All of the lines below are to be transcribed faithfully, with pictures excluded from the copy.

■ Given data:
+ + + + +
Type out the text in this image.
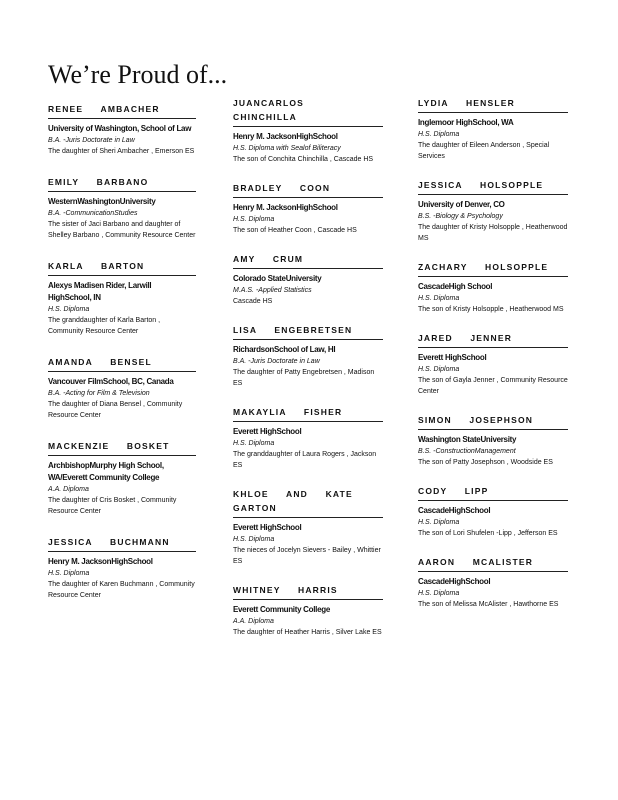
We’re Proud of...
RENEE AMBACHER
University of Washington, School of Law
B.A. -Juris Doctorate in Law
The daughter of Sheri Ambacher , Emerson ES
EMILY BARBANO
WesternWashingtonUniversity
B.A. -CommunicationStudies
The sister of Jaci Barbano and daughter of Shelley Barbano , Community Resource Center
KARLA BARTON
Alexys Madisen Rider, Larwill HighSchool, IN
H.S. Diploma
The granddaughter of Karla Barton , Community Resource Center
AMANDA BENSEL
Vancouver FilmSchool, BC, Canada
B.A. -Acting for Film & Television
The daughter of Diana Bensel , Community Resource Center
MACKENZIE BOSKET
ArchbishopMurphy High School, WA/Everett Community College
A.A. Diploma
The daughter of Cris Bosket , Community Resource Center
JESSICA BUCHMANN
Henry M. JacksonHighSchool
H.S. Diploma
The daughter of Karen Buchmann , Community Resource Center
JUANCARLOS CHINCHILLA
Henry M. JacksonHighSchool
H.S. Diploma with Sealof Biliteracy
The son of Conchita Chinchilla , Cascade HS
BRADLEY COON
Henry M. JacksonHighSchool
H.S. Diploma
The son of Heather Coon , Cascade HS
AMY CRUM
Colorado StateUniversity
M.A.S. -Applied Statistics
Cascade HS
LISA ENGEBRETSEN
RichardsonSchool of Law, HI
B.A. -Juris Doctorate in Law
The daughter of Patty Engebretsen , Madison ES
MAKAYLIA FISHER
Everett HighSchool
H.S. Diploma
The granddaughter of Laura Rogers , Jackson ES
KHLOE AND KATE GARTON
Everett HighSchool
H.S. Diploma
The nieces of Jocelyn Sievers - Bailey , Whittier ES
WHITNEY HARRIS
Everett Community College
A.A. Diploma
The daughter of Heather Harris , Silver Lake ES
LYDIA HENSLER
Inglemoor HighSchool, WA
H.S. Diploma
The daughter of Eileen Anderson , Special Services
JESSICA HOLSOPPLE
University of Denver, CO
B.S. -Biology & Psychology
The daughter of Kristy Holsopple , Heatherwood MS
ZACHARY HOLSOPPLE
CascadeHigh School
H.S. Diploma
The son of Kristy Holsopple , Heatherwood MS
JARED JENNER
Everett HighSchool
H.S. Diploma
The son of Gayla Jenner , Community Resource Center
SIMON JOSEPHSON
Washington StateUniversity
B.S. -ConstructionManagement
The son of Patty Josephson , Woodside ES
CODY LIPP
CascadeHighSchool
H.S. Diploma
The son of Lori Shufelen -Lipp , Jefferson ES
AARON MCALISTER
CascadeHighSchool
H.S. Diploma
The son of Melissa McAlister , Hawthorne ES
+ + + + +
■ Completed task:
Type out the text in this image.
We’re Proud of...
RENEE AMBACHER
University of Washington, School of Law
B.A. -Juris Doctorate in Law
The daughter of Sheri Ambacher , Emerson ES
EMILY BARBANO
WesternWashingtonUniversity
B.A. -CommunicationStudies
The sister of Jaci Barbano and daughter of Shelley Barbano , Community Resource Center
KARLA BARTON
Alexys Madisen Rider, Larwill HighSchool, IN
H.S. Diploma
The granddaughter of Karla Barton , Community Resource Center
AMANDA BENSEL
Vancouver FilmSchool, BC, Canada
B.A. -Acting for Film & Television
The daughter of Diana Bensel , Community Resource Center
MACKENZIE BOSKET
ArchbishopMurphy High School, WA/Everett Community College
A.A. Diploma
The daughter of Cris Bosket , Community Resource Center
JESSICA BUCHMANN
Henry M. JacksonHighSchool
H.S. Diploma
The daughter of Karen Buchmann , Community Resource Center
JUANCARLOS CHINCHILLA
Henry M. JacksonHighSchool
H.S. Diploma with Sealof Biliteracy
The son of Conchita Chinchilla , Cascade HS
BRADLEY COON
Henry M. JacksonHighSchool
H.S. Diploma
The son of Heather Coon , Cascade HS
AMY CRUM
Colorado StateUniversity
M.A.S. -Applied Statistics
Cascade HS
LISA ENGEBRETSEN
RichardsonSchool of Law, HI
B.A. -Juris Doctorate in Law
The daughter of Patty Engebretsen , Madison ES
MAKAYLIA FISHER
Everett HighSchool
H.S. Diploma
The granddaughter of Laura Rogers , Jackson ES
KHLOE AND KATE GARTON
Everett HighSchool
H.S. Diploma
The nieces of Jocelyn Sievers - Bailey , Whittier ES
WHITNEY HARRIS
Everett Community College
A.A. Diploma
The daughter of Heather Harris , Silver Lake ES
LYDIA HENSLER
Inglemoor HighSchool, WA
H.S. Diploma
The daughter of Eileen Anderson , Special Services
JESSICA HOLSOPPLE
University of Denver, CO
B.S. -Biology & Psychology
The daughter of Kristy Holsopple , Heatherwood MS
ZACHARY HOLSOPPLE
CascadeHigh School
H.S. Diploma
The son of Kristy Holsopple , Heatherwood MS
JARED JENNER
Everett HighSchool
H.S. Diploma
The son of Gayla Jenner , Community Resource Center
SIMON JOSEPHSON
Washington StateUniversity
B.S. -ConstructionManagement
The son of Patty Josephson , Woodside ES
CODY LIPP
CascadeHighSchool
H.S. Diploma
The son of Lori Shufelen -Lipp , Jefferson ES
AARON MCALISTER
CascadeHighSchool
H.S. Diploma
The son of Melissa McAlister , Hawthorne ES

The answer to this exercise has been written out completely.